_Records shown_.
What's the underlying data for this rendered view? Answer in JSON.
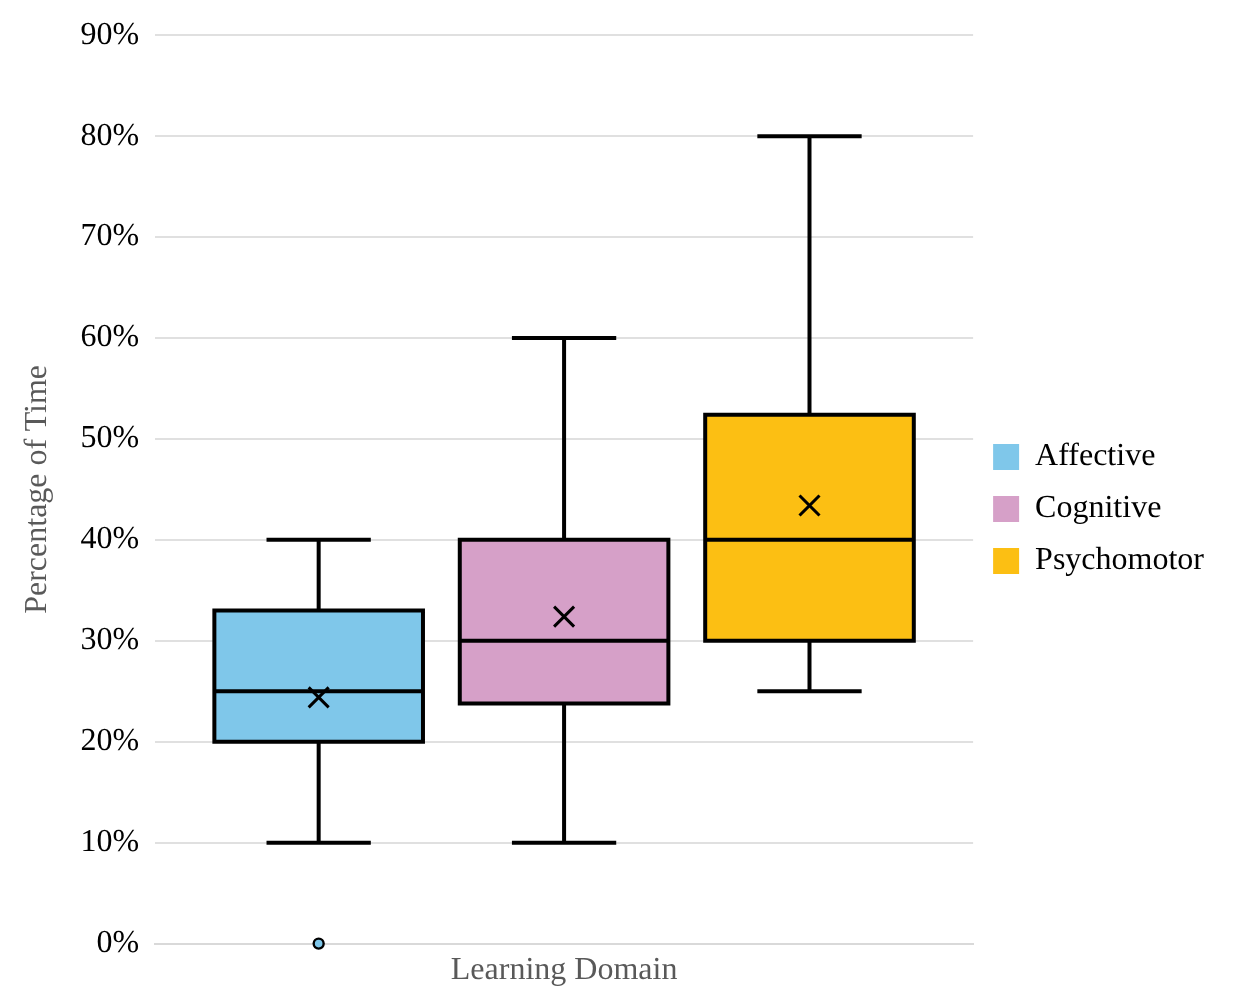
{
  "chart_data": {
    "type": "box",
    "xlabel": "Learning Domain",
    "ylabel": "Percentage of Time",
    "categories": [
      null
    ],
    "series": [
      {
        "name": "Affective",
        "color": "#7fc7ea",
        "boxes": [
          {
            "low": 10,
            "q1": 20,
            "median": 25,
            "q3": 33,
            "high": 40,
            "mean": 24.4,
            "outliers": [
              0
            ]
          }
        ]
      },
      {
        "name": "Cognitive",
        "color": "#d6a0c8",
        "boxes": [
          {
            "low": 10,
            "q1": 23.8,
            "median": 30,
            "q3": 40,
            "high": 60,
            "mean": 32.4
          }
        ]
      },
      {
        "name": "Psychomotor",
        "color": "#fcbf13",
        "boxes": [
          {
            "low": 25,
            "q1": 30,
            "median": 40,
            "q3": 52.4,
            "high": 80,
            "mean": 43.4
          }
        ]
      }
    ],
    "ylim": [
      0,
      90
    ],
    "yticks": [
      {
        "value": 0,
        "label": "0%"
      },
      {
        "value": 10,
        "label": "10%"
      },
      {
        "value": 20,
        "label": "20%"
      },
      {
        "value": 30,
        "label": "30%"
      },
      {
        "value": 40,
        "label": "40%"
      },
      {
        "value": 50,
        "label": "50%"
      },
      {
        "value": 60,
        "label": "60%"
      },
      {
        "value": 70,
        "label": "70%"
      },
      {
        "value": 80,
        "label": "80%"
      },
      {
        "value": 90,
        "label": "90%"
      }
    ],
    "grid": "y",
    "legend": "right",
    "marker": "cross"
  }
}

_Exercise brief_. Without the pictures, return the entries exactly as they appear.

_Reply_.
What's the underlying data for this rendered view? Answer in JSON.
{
  "chart_data": {
    "type": "box",
    "xlabel": "Learning Domain",
    "ylabel": "Percentage of Time",
    "categories": [
      null
    ],
    "series": [
      {
        "name": "Affective",
        "color": "#7fc7ea",
        "boxes": [
          {
            "low": 10,
            "q1": 20,
            "median": 25,
            "q3": 33,
            "high": 40,
            "mean": 24.4,
            "outliers": [
              0
            ]
          }
        ]
      },
      {
        "name": "Cognitive",
        "color": "#d6a0c8",
        "boxes": [
          {
            "low": 10,
            "q1": 23.8,
            "median": 30,
            "q3": 40,
            "high": 60,
            "mean": 32.4
          }
        ]
      },
      {
        "name": "Psychomotor",
        "color": "#fcbf13",
        "boxes": [
          {
            "low": 25,
            "q1": 30,
            "median": 40,
            "q3": 52.4,
            "high": 80,
            "mean": 43.4
          }
        ]
      }
    ],
    "ylim": [
      0,
      90
    ],
    "yticks": [
      {
        "value": 0,
        "label": "0%"
      },
      {
        "value": 10,
        "label": "10%"
      },
      {
        "value": 20,
        "label": "20%"
      },
      {
        "value": 30,
        "label": "30%"
      },
      {
        "value": 40,
        "label": "40%"
      },
      {
        "value": 50,
        "label": "50%"
      },
      {
        "value": 60,
        "label": "60%"
      },
      {
        "value": 70,
        "label": "70%"
      },
      {
        "value": 80,
        "label": "80%"
      },
      {
        "value": 90,
        "label": "90%"
      }
    ],
    "grid": "y",
    "legend": "right",
    "marker": "cross"
  }
}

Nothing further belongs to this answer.